WRITTEN INSTRUCTION
Repeat the listing exactly as given, omitting every image.

DATA PROVIDED
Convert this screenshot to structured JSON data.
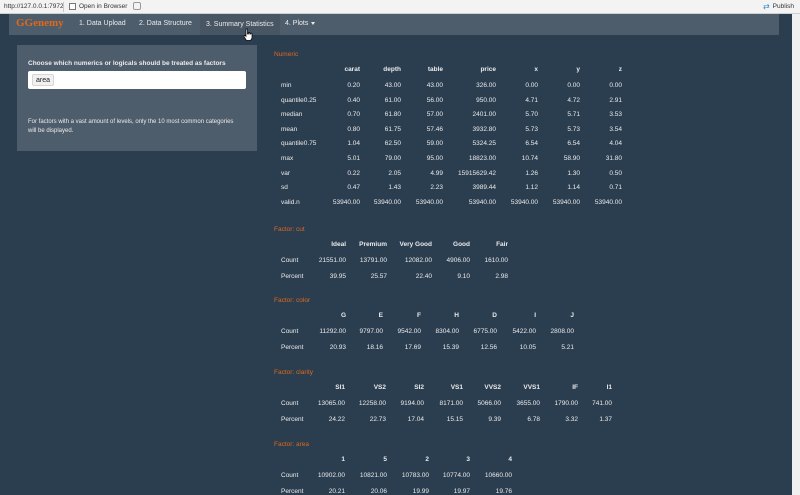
{
  "browser": {
    "url": "http://127.0.0.1:7972",
    "open_in_browser": "Open in Browser",
    "publish": "Publish"
  },
  "nav": {
    "brand": "GGenemy",
    "tabs": [
      {
        "label": "1. Data Upload"
      },
      {
        "label": "2. Data Structure"
      },
      {
        "label": "3. Summary Statistics",
        "active": true
      },
      {
        "label": "4. Plots"
      }
    ]
  },
  "sidebar": {
    "label": "Choose which numerics or logicals should be treated as factors",
    "selected": "area",
    "note": "For factors with a vast amount of levels, only the 10 most common categories will be displayed."
  },
  "numeric": {
    "title": "Numeric",
    "columns": [
      "carat",
      "depth",
      "table",
      "price",
      "x",
      "y",
      "z"
    ],
    "rows": [
      {
        "label": "min",
        "values": [
          "0.20",
          "43.00",
          "43.00",
          "326.00",
          "0.00",
          "0.00",
          "0.00"
        ]
      },
      {
        "label": "quantile0.25",
        "values": [
          "0.40",
          "61.00",
          "56.00",
          "950.00",
          "4.71",
          "4.72",
          "2.91"
        ]
      },
      {
        "label": "median",
        "values": [
          "0.70",
          "61.80",
          "57.00",
          "2401.00",
          "5.70",
          "5.71",
          "3.53"
        ]
      },
      {
        "label": "mean",
        "values": [
          "0.80",
          "61.75",
          "57.46",
          "3932.80",
          "5.73",
          "5.73",
          "3.54"
        ]
      },
      {
        "label": "quantile0.75",
        "values": [
          "1.04",
          "62.50",
          "59.00",
          "5324.25",
          "6.54",
          "6.54",
          "4.04"
        ]
      },
      {
        "label": "max",
        "values": [
          "5.01",
          "79.00",
          "95.00",
          "18823.00",
          "10.74",
          "58.90",
          "31.80"
        ]
      },
      {
        "label": "var",
        "values": [
          "0.22",
          "2.05",
          "4.99",
          "15915629.42",
          "1.26",
          "1.30",
          "0.50"
        ]
      },
      {
        "label": "sd",
        "values": [
          "0.47",
          "1.43",
          "2.23",
          "3989.44",
          "1.12",
          "1.14",
          "0.71"
        ]
      },
      {
        "label": "valid.n",
        "values": [
          "53940.00",
          "53940.00",
          "53940.00",
          "53940.00",
          "53940.00",
          "53940.00",
          "53940.00"
        ]
      }
    ]
  },
  "factors": [
    {
      "title": "Factor: cut",
      "columns": [
        "Ideal",
        "Premium",
        "Very Good",
        "Good",
        "Fair"
      ],
      "rows": [
        {
          "label": "Count",
          "values": [
            "21551.00",
            "13791.00",
            "12082.00",
            "4906.00",
            "1610.00"
          ]
        },
        {
          "label": "Percent",
          "values": [
            "39.95",
            "25.57",
            "22.40",
            "9.10",
            "2.98"
          ]
        }
      ]
    },
    {
      "title": "Factor: color",
      "columns": [
        "G",
        "E",
        "F",
        "H",
        "D",
        "I",
        "J"
      ],
      "rows": [
        {
          "label": "Count",
          "values": [
            "11292.00",
            "9797.00",
            "9542.00",
            "8304.00",
            "6775.00",
            "5422.00",
            "2808.00"
          ]
        },
        {
          "label": "Percent",
          "values": [
            "20.93",
            "18.16",
            "17.69",
            "15.39",
            "12.56",
            "10.05",
            "5.21"
          ]
        }
      ]
    },
    {
      "title": "Factor: clarity",
      "columns": [
        "SI1",
        "VS2",
        "SI2",
        "VS1",
        "VVS2",
        "VVS1",
        "IF",
        "I1"
      ],
      "rows": [
        {
          "label": "Count",
          "values": [
            "13065.00",
            "12258.00",
            "9194.00",
            "8171.00",
            "5066.00",
            "3655.00",
            "1790.00",
            "741.00"
          ]
        },
        {
          "label": "Percent",
          "values": [
            "24.22",
            "22.73",
            "17.04",
            "15.15",
            "9.39",
            "6.78",
            "3.32",
            "1.37"
          ]
        }
      ]
    },
    {
      "title": "Factor: area",
      "columns": [
        "1",
        "5",
        "2",
        "3",
        "4"
      ],
      "rows": [
        {
          "label": "Count",
          "values": [
            "10902.00",
            "10821.00",
            "10783.00",
            "10774.00",
            "10660.00"
          ]
        },
        {
          "label": "Percent",
          "values": [
            "20.21",
            "20.06",
            "19.99",
            "19.97",
            "19.76"
          ]
        }
      ]
    }
  ],
  "colors": {
    "background": "#2b3e50",
    "panel": "#4e5d6c",
    "accent": "#df691a",
    "text": "#ebebeb"
  }
}
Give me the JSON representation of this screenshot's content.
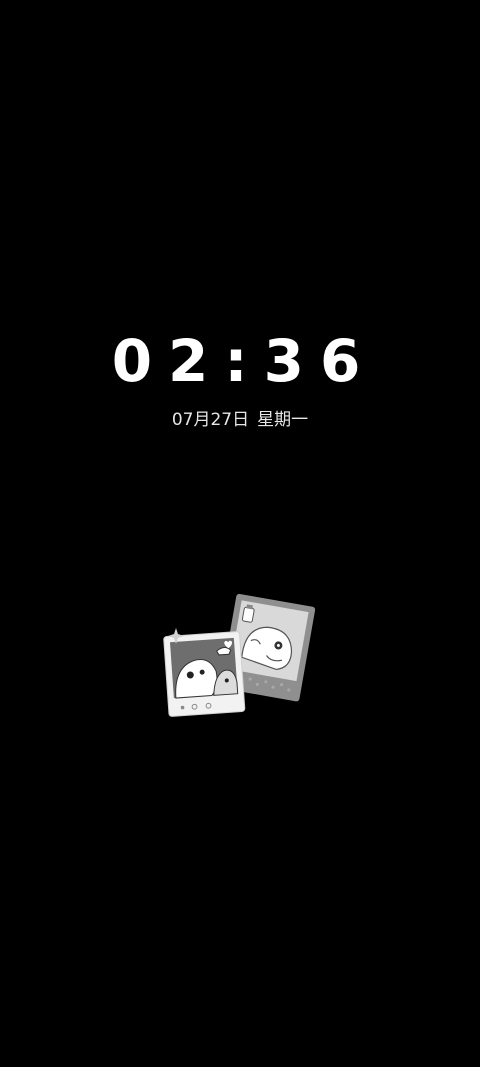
{
  "lockscreen": {
    "time": "02:36",
    "date": "07月27日",
    "weekday": "星期一"
  },
  "colors": {
    "background": "#000000",
    "text": "#ffffff",
    "sticker_light": "#f2f2f2",
    "sticker_mid": "#9a9a9a"
  },
  "icons": {
    "sticker": "polaroid-photos-sticker-icon"
  }
}
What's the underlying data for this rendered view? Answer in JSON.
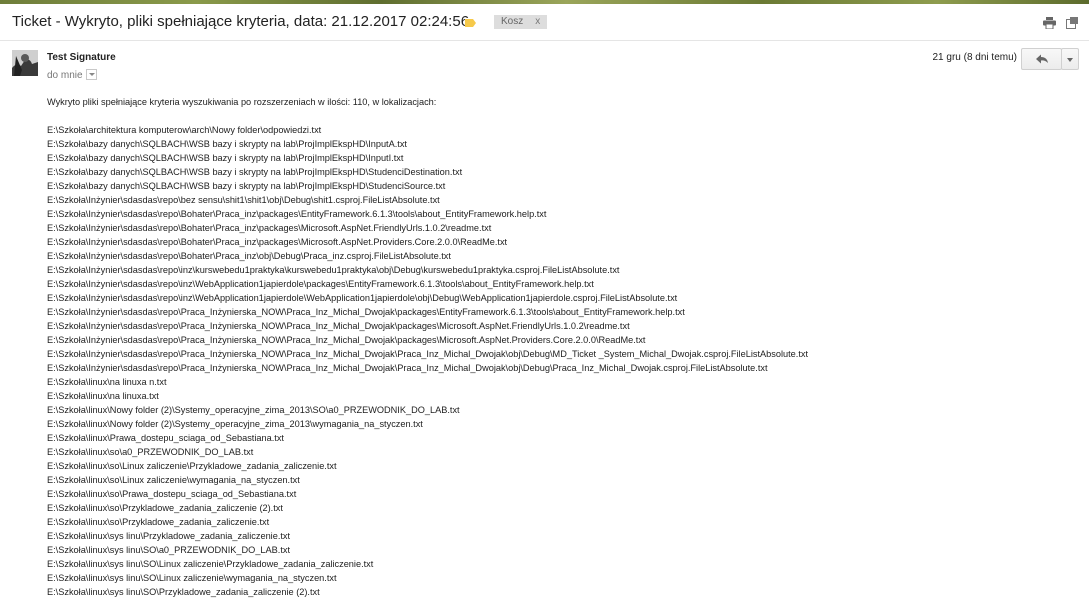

EXERCISE SOLUTION
Convert this screenshot to structured JSON data.
{
  "browser": {
    "url": "http://127.0.0.1:7972",
    "open_in_browser": "Open in Browser",
    "publish": "Publish"
  },
  "nav": {
    "brand": "GGenemy",
    "tabs": [
      {
        "label": "1. Data Upload"
      },
      {
        "label": "2. Data Structure"
      },
      {
        "label": "3. Summary Statistics",
        "active": true
      },
      {
        "label": "4. Plots"
      }
    ]
  },
  "sidebar": {
    "label": "Choose which numerics or logicals should be treated as factors",
    "selected": "area",
    "note": "For factors with a vast amount of levels, only the 10 most common categories will be displayed."
  },
  "numeric": {
    "title": "Numeric",
    "columns": [
      "carat",
      "depth",
      "table",
      "price",
      "x",
      "y",
      "z"
    ],
    "rows": [
      {
        "label": "min",
        "values": [
          "0.20",
          "43.00",
          "43.00",
          "326.00",
          "0.00",
          "0.00",
          "0.00"
        ]
      },
      {
        "label": "quantile0.25",
        "values": [
          "0.40",
          "61.00",
          "56.00",
          "950.00",
          "4.71",
          "4.72",
          "2.91"
        ]
      },
      {
        "label": "median",
        "values": [
          "0.70",
          "61.80",
          "57.00",
          "2401.00",
          "5.70",
          "5.71",
          "3.53"
        ]
      },
      {
        "label": "mean",
        "values": [
          "0.80",
          "61.75",
          "57.46",
          "3932.80",
          "5.73",
          "5.73",
          "3.54"
        ]
      },
      {
        "label": "quantile0.75",
        "values": [
          "1.04",
          "62.50",
          "59.00",
          "5324.25",
          "6.54",
          "6.54",
          "4.04"
        ]
      },
      {
        "label": "max",
        "values": [
          "5.01",
          "79.00",
          "95.00",
          "18823.00",
          "10.74",
          "58.90",
          "31.80"
        ]
      },
      {
        "label": "var",
        "values": [
          "0.22",
          "2.05",
          "4.99",
          "15915629.42",
          "1.26",
          "1.30",
          "0.50"
        ]
      },
      {
        "label": "sd",
        "values": [
          "0.47",
          "1.43",
          "2.23",
          "3989.44",
          "1.12",
          "1.14",
          "0.71"
        ]
      },
      {
        "label": "valid.n",
        "values": [
          "53940.00",
          "53940.00",
          "53940.00",
          "53940.00",
          "53940.00",
          "53940.00",
          "53940.00"
        ]
      }
    ]
  },
  "factors": [
    {
      "title": "Factor: cut",
      "columns": [
        "Ideal",
        "Premium",
        "Very Good",
        "Good",
        "Fair"
      ],
      "rows": [
        {
          "label": "Count",
          "values": [
            "21551.00",
            "13791.00",
            "12082.00",
            "4906.00",
            "1610.00"
          ]
        },
        {
          "label": "Percent",
          "values": [
            "39.95",
            "25.57",
            "22.40",
            "9.10",
            "2.98"
          ]
        }
      ]
    },
    {
      "title": "Factor: color",
      "columns": [
        "G",
        "E",
        "F",
        "H",
        "D",
        "I",
        "J"
      ],
      "rows": [
        {
          "label": "Count",
          "values": [
            "11292.00",
            "9797.00",
            "9542.00",
            "8304.00",
            "6775.00",
            "5422.00",
            "2808.00"
          ]
        },
        {
          "label": "Percent",
          "values": [
            "20.93",
            "18.16",
            "17.69",
            "15.39",
            "12.56",
            "10.05",
            "5.21"
          ]
        }
      ]
    },
    {
      "title": "Factor: clarity",
      "columns": [
        "SI1",
        "VS2",
        "SI2",
        "VS1",
        "VVS2",
        "VVS1",
        "IF",
        "I1"
      ],
      "rows": [
        {
          "label": "Count",
          "values": [
            "13065.00",
            "12258.00",
            "9194.00",
            "8171.00",
            "5066.00",
            "3655.00",
            "1790.00",
            "741.00"
          ]
        },
        {
          "label": "Percent",
          "values": [
            "24.22",
            "22.73",
            "17.04",
            "15.15",
            "9.39",
            "6.78",
            "3.32",
            "1.37"
          ]
        }
      ]
    },
    {
      "title": "Factor: area",
      "columns": [
        "1",
        "5",
        "2",
        "3",
        "4"
      ],
      "rows": [
        {
          "label": "Count",
          "values": [
            "10902.00",
            "10821.00",
            "10783.00",
            "10774.00",
            "10660.00"
          ]
        },
        {
          "label": "Percent",
          "values": [
            "20.21",
            "20.06",
            "19.99",
            "19.97",
            "19.76"
          ]
        }
      ]
    }
  ],
  "colors": {
    "background": "#2b3e50",
    "panel": "#4e5d6c",
    "accent": "#df691a",
    "text": "#ebebeb"
  }
}
Give me the JSON representation of this screenshot's content.
{
  "lockscreen": {
    "time": "02:36",
    "date": "07月27日",
    "weekday": "星期一"
  },
  "colors": {
    "background": "#000000",
    "text": "#ffffff",
    "sticker_light": "#f2f2f2",
    "sticker_mid": "#9a9a9a"
  },
  "icons": {
    "sticker": "polaroid-photos-sticker-icon"
  }
}
What's the underlying data for this rendered view? Answer in JSON.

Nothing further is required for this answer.